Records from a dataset
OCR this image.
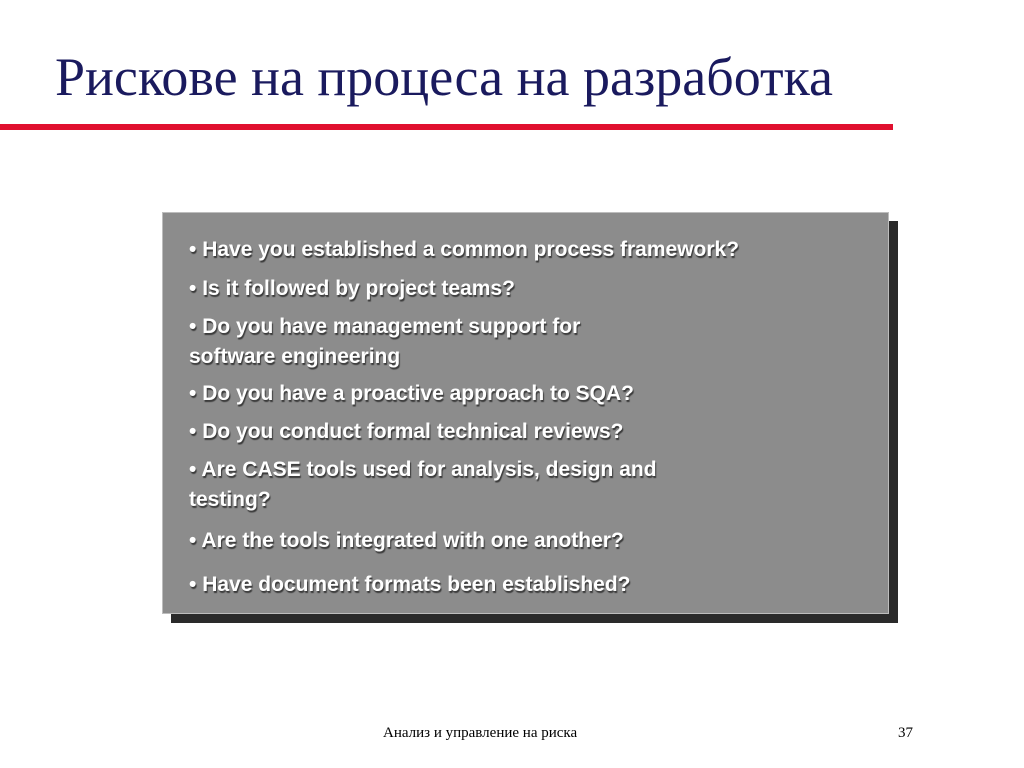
Рискове на процеса на разработка

• Have you established a common process framework?

• Is it followed by project teams?

• Do you have management support for
software engineering

• Do you have a proactive approach to SQA?

• Do you conduct formal technical reviews?

• Are CASE tools used for analysis, design and
testing?

• Are the tools integrated with one another?

• Have document formats been established?

Анализ и управление на риска	37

_Goal of the exercise_: Which lines of the data above contain "established"? Copy each one.

_Solution to this exercise_:
• Have you established a common process framework?
• Have document formats been established?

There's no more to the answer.